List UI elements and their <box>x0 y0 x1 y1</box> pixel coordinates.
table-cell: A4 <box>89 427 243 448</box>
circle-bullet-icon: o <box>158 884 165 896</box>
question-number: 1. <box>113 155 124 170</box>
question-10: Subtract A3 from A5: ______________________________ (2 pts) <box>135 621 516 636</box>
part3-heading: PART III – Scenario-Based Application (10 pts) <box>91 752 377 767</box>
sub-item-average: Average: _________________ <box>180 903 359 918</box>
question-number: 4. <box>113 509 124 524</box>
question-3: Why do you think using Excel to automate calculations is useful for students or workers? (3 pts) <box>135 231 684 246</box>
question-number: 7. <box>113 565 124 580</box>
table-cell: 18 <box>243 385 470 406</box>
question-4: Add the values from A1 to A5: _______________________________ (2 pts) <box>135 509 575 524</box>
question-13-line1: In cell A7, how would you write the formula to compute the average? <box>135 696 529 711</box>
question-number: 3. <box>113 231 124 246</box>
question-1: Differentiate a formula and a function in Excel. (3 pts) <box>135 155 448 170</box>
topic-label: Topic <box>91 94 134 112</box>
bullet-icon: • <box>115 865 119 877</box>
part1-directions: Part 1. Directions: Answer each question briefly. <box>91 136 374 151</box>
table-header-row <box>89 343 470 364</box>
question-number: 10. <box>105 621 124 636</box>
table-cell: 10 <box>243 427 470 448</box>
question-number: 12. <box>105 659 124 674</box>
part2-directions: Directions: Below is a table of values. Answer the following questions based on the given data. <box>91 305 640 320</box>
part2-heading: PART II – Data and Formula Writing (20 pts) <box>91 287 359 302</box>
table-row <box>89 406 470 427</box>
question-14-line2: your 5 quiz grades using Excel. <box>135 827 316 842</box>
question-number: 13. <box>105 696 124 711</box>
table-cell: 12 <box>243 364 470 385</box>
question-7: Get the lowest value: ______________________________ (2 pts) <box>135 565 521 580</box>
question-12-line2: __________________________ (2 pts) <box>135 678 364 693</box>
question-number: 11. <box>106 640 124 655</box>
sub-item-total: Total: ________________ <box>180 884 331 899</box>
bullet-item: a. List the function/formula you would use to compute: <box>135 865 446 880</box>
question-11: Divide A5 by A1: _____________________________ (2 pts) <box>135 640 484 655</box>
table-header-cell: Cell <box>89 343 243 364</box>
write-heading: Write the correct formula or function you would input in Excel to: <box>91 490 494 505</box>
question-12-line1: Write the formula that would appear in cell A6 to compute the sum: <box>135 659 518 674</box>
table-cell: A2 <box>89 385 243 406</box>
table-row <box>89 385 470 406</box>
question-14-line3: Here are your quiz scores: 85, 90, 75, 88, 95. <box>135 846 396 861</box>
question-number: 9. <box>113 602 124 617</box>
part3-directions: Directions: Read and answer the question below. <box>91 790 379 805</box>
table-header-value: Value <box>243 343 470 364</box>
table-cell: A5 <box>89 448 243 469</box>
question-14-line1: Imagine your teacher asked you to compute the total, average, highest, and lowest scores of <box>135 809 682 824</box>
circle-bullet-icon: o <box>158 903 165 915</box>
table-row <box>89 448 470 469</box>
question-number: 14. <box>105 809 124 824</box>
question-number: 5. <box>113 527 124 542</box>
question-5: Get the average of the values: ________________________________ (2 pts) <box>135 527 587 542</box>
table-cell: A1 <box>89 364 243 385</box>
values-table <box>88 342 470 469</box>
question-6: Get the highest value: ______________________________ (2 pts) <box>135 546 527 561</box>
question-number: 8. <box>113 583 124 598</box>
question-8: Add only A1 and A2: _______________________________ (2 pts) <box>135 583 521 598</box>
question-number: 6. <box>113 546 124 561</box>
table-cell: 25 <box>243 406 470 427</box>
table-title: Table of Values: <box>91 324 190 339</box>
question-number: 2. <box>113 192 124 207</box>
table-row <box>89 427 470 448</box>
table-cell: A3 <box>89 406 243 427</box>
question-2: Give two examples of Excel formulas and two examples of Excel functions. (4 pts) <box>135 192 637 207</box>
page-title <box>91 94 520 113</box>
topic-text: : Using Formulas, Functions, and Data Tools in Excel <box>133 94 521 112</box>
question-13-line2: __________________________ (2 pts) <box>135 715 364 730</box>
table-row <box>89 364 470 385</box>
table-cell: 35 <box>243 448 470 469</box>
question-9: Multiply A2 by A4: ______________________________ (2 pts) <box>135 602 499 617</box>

---

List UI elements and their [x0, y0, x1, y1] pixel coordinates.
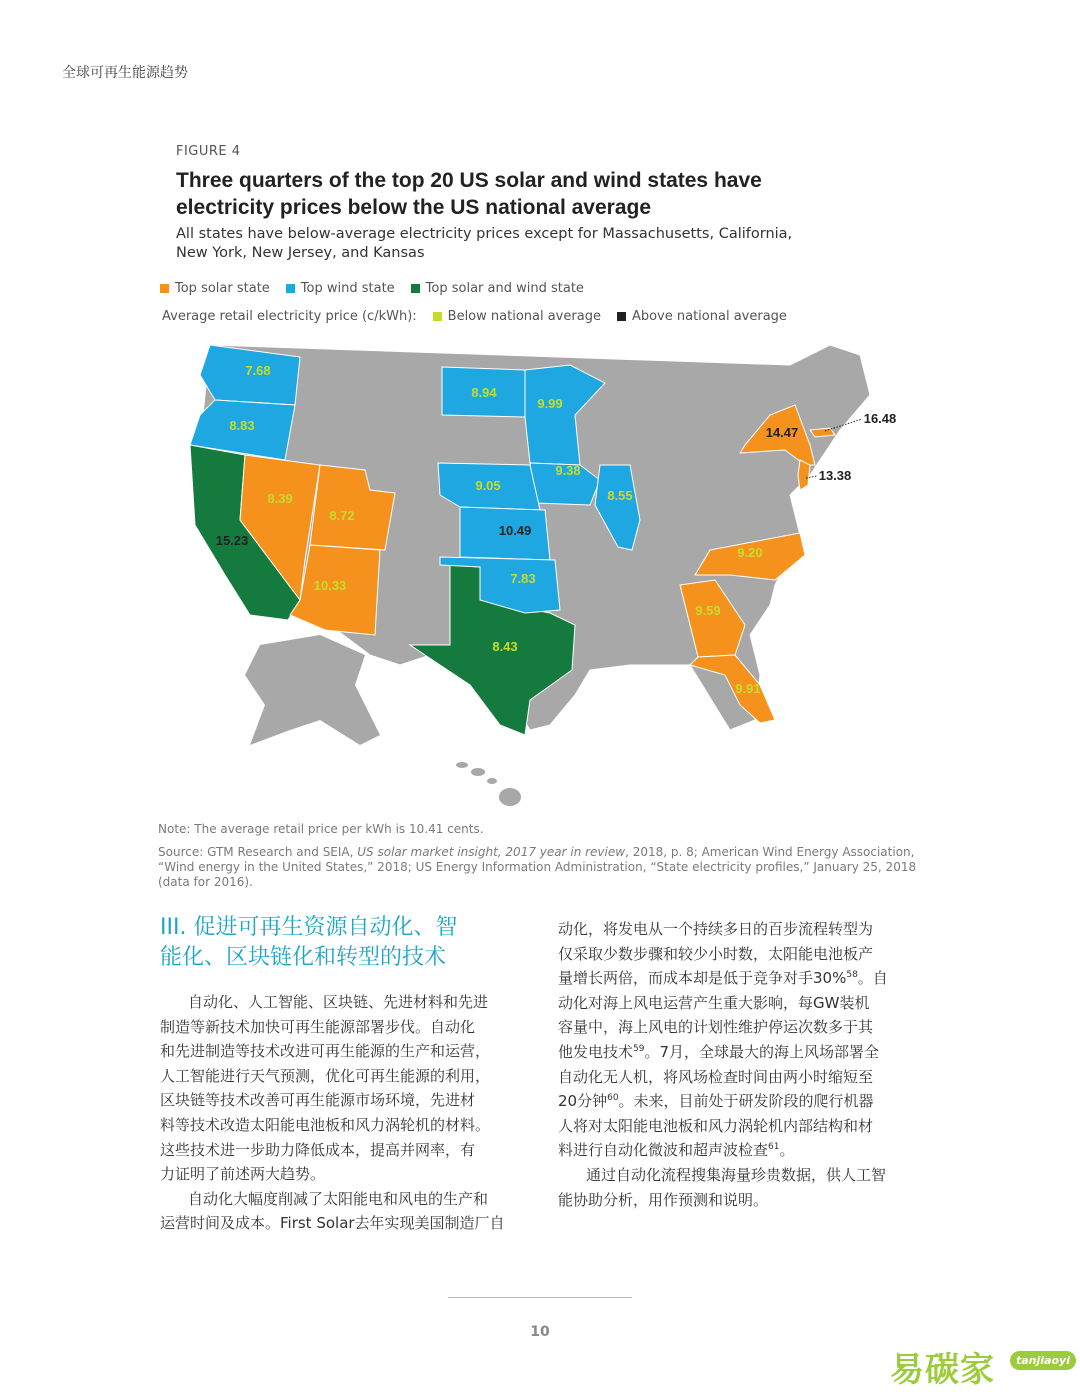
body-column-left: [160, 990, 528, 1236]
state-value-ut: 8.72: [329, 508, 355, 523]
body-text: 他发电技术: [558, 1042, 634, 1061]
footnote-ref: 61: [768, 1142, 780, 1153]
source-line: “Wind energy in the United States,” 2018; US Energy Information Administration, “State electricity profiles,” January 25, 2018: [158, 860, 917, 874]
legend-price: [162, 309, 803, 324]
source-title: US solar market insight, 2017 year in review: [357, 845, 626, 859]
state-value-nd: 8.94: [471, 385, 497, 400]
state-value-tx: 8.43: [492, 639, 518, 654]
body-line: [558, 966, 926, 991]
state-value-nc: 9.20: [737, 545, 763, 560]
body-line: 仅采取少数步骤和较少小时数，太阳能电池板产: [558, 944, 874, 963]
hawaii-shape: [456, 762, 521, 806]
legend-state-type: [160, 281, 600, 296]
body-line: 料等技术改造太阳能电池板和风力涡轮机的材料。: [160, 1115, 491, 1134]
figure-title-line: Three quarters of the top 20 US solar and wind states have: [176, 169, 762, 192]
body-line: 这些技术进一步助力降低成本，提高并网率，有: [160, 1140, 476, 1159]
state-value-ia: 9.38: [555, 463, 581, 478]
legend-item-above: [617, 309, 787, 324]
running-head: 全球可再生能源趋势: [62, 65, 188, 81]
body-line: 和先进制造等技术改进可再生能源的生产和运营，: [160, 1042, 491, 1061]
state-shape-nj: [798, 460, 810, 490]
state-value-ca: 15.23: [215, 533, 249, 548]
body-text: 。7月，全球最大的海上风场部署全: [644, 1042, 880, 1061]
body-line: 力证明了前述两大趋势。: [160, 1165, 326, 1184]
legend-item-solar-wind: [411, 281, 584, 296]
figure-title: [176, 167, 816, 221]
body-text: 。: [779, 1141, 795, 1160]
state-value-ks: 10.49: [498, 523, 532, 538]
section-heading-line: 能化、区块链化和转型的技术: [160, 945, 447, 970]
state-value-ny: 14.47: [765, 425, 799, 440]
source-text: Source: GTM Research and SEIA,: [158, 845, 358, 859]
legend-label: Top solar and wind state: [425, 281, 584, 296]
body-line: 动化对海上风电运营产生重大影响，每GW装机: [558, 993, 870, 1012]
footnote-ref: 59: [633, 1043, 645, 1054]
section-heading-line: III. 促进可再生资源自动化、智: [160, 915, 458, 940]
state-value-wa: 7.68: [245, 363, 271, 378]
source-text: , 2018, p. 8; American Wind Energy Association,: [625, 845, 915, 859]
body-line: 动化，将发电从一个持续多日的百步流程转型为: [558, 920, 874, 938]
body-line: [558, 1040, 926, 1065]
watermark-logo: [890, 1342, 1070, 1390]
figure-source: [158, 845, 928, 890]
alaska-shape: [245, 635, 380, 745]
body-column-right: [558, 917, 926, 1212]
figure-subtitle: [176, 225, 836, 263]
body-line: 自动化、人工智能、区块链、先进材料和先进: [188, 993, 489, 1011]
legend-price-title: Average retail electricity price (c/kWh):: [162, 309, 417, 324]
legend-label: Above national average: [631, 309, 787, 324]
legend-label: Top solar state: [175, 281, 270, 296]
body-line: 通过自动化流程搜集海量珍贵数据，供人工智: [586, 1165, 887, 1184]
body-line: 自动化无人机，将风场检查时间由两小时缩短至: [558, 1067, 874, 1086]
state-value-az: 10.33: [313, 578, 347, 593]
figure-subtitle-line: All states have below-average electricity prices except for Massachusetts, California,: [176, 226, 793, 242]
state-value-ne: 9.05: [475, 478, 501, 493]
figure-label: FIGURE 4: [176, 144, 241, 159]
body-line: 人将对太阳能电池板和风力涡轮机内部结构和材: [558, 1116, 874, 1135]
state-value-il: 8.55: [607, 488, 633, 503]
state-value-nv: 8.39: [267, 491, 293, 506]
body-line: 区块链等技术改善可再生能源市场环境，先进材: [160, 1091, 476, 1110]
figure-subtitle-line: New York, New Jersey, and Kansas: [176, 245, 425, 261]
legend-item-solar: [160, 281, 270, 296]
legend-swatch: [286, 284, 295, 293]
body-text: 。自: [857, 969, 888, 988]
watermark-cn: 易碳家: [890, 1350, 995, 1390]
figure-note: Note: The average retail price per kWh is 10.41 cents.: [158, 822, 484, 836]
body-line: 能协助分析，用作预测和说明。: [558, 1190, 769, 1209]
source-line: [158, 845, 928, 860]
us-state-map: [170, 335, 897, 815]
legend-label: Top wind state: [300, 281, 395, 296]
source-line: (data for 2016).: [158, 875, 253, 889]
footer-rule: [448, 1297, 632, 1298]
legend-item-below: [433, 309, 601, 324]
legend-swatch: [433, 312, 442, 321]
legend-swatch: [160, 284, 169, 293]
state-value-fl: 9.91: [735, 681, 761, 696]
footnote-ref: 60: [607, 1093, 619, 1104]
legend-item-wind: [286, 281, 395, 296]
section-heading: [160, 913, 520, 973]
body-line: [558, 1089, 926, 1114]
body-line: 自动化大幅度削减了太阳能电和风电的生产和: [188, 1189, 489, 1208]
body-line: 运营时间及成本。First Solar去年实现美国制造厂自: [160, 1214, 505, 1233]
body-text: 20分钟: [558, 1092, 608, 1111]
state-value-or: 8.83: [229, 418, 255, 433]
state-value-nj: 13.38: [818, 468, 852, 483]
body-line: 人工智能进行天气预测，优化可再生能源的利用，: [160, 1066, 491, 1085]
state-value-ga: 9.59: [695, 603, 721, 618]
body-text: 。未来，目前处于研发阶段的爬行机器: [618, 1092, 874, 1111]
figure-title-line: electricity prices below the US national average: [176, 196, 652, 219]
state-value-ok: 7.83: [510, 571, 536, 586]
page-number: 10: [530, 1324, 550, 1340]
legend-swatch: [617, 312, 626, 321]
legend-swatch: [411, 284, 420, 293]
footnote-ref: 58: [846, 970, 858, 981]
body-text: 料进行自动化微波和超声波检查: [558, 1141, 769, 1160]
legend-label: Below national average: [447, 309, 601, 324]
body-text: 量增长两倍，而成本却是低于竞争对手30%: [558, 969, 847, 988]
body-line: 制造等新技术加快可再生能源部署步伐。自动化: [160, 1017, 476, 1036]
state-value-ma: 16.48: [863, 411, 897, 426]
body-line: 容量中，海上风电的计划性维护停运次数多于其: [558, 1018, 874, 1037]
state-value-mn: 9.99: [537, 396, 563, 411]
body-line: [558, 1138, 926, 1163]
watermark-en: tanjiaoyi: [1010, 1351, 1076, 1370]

What you have to do
Transcribe the lines between the one holding "List UI elements and their <box>x0" and the one holding "table-cell: 18 <box>243 385 470 406</box>", inclusive.

Reply to the exercise
List UI elements and their <box>x0 y0 x1 y1</box> pixel coordinates.
table-cell: A4 <box>89 427 243 448</box>
circle-bullet-icon: o <box>158 884 165 896</box>
question-number: 1. <box>113 155 124 170</box>
question-10: Subtract A3 from A5: ______________________________ (2 pts) <box>135 621 516 636</box>
part3-heading: PART III – Scenario-Based Application (10 pts) <box>91 752 377 767</box>
sub-item-average: Average: _________________ <box>180 903 359 918</box>
question-number: 4. <box>113 509 124 524</box>
question-3: Why do you think using Excel to automate calculations is useful for students or workers? (3 pts) <box>135 231 684 246</box>
question-number: 7. <box>113 565 124 580</box>
table-cell: 18 <box>243 385 470 406</box>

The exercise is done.